- **Task directions**
Show each line from the listing that includes the word "price".

- **Provided records**
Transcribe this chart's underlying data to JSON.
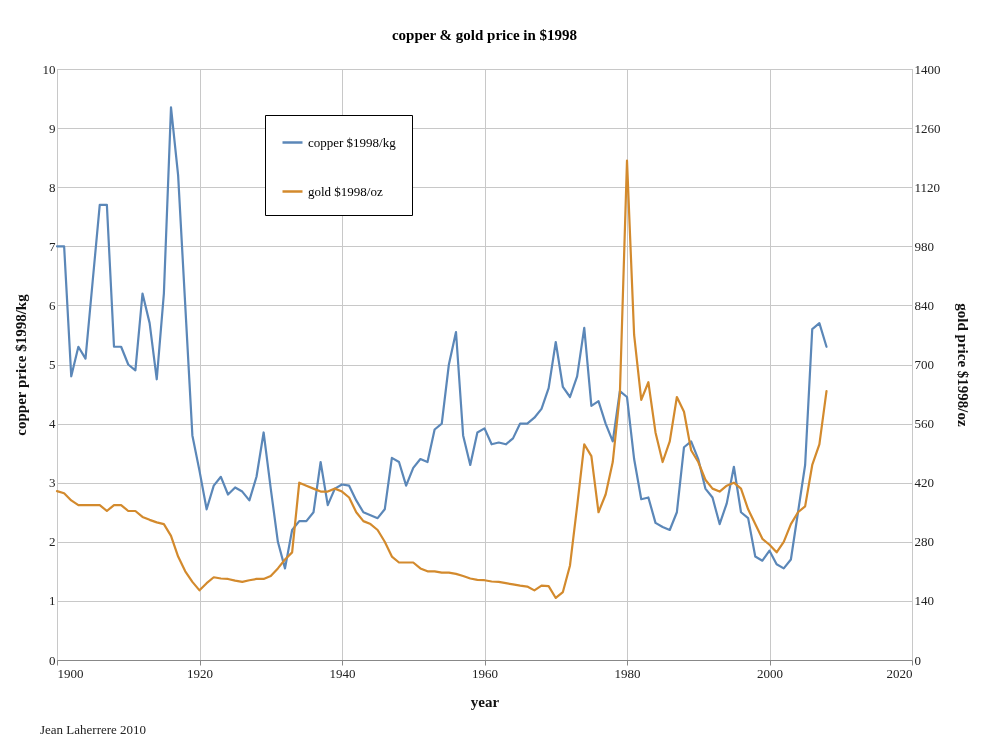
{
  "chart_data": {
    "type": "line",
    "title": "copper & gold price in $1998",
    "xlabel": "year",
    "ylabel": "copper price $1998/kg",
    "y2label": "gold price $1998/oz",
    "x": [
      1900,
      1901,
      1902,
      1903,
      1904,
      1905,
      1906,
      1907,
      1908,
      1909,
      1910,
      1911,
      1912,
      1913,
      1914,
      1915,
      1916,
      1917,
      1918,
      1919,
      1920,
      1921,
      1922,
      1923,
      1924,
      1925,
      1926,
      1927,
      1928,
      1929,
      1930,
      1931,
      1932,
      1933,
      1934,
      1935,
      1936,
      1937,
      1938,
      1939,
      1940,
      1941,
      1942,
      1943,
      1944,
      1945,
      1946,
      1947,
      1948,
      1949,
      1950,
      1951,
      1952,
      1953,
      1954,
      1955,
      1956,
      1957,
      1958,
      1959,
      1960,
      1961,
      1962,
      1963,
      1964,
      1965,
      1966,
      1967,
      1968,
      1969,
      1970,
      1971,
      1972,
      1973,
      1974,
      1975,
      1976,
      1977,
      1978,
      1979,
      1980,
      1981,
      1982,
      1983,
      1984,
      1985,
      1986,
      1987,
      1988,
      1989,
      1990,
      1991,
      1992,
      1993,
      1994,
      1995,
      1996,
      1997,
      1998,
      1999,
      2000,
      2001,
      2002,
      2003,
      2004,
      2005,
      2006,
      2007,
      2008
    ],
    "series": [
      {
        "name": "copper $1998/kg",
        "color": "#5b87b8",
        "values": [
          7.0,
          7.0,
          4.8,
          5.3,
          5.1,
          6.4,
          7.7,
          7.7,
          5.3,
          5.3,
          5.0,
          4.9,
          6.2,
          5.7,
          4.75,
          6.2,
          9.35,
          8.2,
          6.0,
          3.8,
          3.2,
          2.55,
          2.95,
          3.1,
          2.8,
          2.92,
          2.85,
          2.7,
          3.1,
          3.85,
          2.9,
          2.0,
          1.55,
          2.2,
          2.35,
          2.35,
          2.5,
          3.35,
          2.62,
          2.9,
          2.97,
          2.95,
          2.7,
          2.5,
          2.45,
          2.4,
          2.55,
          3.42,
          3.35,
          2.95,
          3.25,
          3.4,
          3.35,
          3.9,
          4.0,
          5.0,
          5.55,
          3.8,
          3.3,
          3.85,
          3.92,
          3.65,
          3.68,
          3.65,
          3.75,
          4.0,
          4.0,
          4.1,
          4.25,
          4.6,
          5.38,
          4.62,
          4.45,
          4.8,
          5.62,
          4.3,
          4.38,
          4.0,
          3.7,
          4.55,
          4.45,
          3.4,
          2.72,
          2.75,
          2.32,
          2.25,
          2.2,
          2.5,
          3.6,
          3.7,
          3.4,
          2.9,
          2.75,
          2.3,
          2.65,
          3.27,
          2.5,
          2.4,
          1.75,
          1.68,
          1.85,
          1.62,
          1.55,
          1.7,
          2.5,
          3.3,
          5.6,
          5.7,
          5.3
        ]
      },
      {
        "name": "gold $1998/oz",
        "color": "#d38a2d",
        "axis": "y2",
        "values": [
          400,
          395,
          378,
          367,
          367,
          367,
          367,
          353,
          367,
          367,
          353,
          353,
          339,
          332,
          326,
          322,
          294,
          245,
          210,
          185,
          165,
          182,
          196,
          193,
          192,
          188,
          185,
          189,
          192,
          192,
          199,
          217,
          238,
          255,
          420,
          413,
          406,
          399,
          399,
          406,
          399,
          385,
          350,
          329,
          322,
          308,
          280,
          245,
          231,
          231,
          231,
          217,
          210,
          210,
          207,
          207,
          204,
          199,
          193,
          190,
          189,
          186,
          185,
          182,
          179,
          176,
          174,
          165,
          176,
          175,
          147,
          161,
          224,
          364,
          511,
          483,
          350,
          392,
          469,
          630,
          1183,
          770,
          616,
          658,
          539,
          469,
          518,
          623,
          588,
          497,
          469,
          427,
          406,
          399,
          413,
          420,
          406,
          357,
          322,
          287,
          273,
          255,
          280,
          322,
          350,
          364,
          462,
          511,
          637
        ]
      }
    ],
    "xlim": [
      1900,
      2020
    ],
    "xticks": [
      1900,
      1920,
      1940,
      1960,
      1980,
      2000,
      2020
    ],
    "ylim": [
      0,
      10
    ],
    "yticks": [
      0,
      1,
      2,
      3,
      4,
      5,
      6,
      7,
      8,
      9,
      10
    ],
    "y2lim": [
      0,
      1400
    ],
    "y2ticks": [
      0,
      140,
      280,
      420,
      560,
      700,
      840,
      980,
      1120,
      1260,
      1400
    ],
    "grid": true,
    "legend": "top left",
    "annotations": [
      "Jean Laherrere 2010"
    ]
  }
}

...

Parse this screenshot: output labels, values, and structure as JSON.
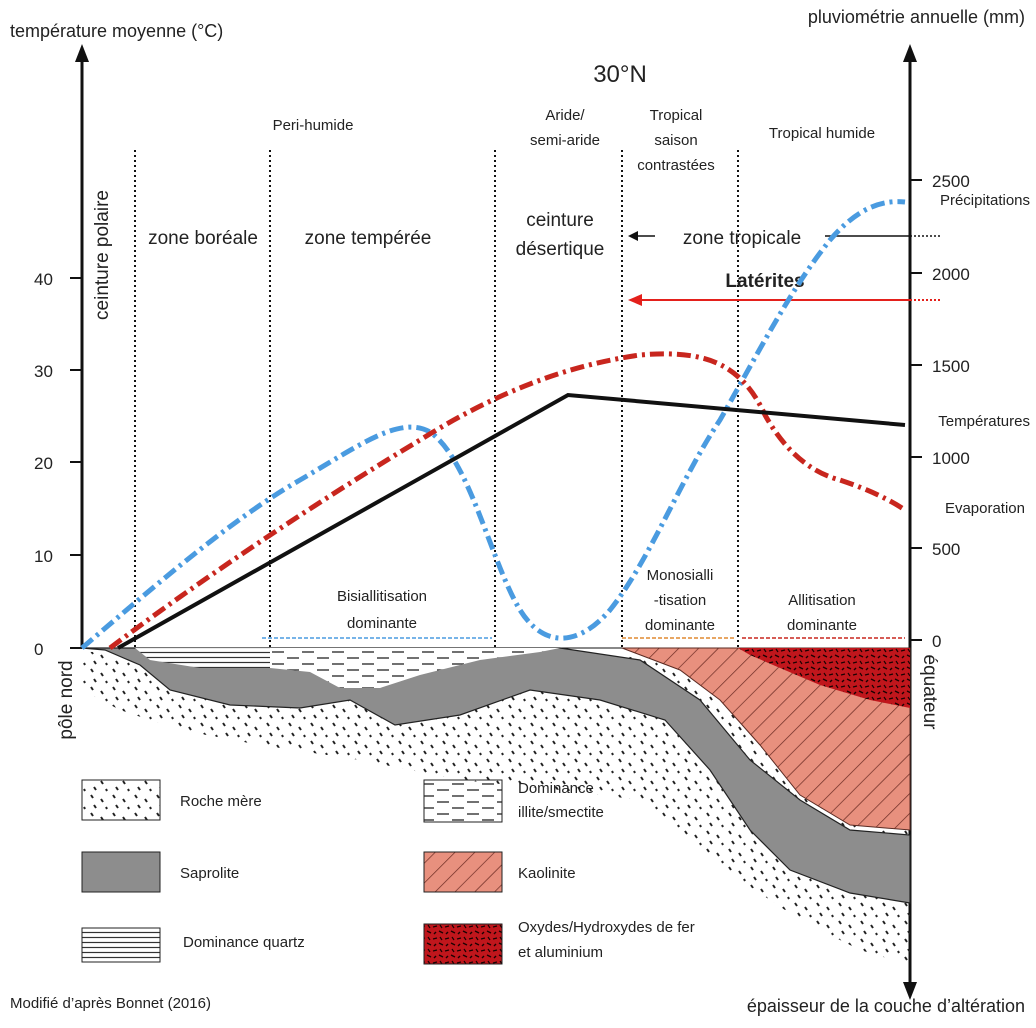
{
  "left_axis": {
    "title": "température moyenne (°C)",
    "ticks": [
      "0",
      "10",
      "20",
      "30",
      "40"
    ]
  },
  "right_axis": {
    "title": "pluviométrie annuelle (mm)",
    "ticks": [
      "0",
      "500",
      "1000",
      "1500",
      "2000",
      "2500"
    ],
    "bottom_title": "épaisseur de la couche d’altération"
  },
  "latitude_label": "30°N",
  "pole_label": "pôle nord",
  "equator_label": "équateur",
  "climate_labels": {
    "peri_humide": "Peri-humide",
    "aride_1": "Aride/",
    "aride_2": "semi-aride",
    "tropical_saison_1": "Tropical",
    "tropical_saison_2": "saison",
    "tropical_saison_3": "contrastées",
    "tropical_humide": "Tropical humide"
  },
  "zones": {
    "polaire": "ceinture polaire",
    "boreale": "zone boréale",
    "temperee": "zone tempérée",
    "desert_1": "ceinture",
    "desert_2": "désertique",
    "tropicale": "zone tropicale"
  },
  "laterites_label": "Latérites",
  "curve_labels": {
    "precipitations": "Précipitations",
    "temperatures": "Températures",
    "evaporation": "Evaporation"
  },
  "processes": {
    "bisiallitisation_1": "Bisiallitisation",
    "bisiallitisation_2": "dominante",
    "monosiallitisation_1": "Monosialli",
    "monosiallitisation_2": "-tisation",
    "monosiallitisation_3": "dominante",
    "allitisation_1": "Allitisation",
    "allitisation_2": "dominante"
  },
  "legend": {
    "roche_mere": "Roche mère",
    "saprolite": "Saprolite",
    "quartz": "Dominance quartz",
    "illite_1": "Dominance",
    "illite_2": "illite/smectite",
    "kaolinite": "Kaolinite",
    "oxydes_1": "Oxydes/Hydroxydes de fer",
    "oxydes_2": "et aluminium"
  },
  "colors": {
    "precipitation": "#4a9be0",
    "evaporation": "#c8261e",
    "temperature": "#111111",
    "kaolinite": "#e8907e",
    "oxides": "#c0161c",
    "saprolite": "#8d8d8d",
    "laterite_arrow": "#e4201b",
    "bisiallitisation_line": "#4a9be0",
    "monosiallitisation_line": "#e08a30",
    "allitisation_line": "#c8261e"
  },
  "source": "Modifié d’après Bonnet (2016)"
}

- **The result**
    "title": "copper & gold price in $1998",
    "ylabel": "copper price $1998/kg",
    "y2label": "gold price $1998/oz",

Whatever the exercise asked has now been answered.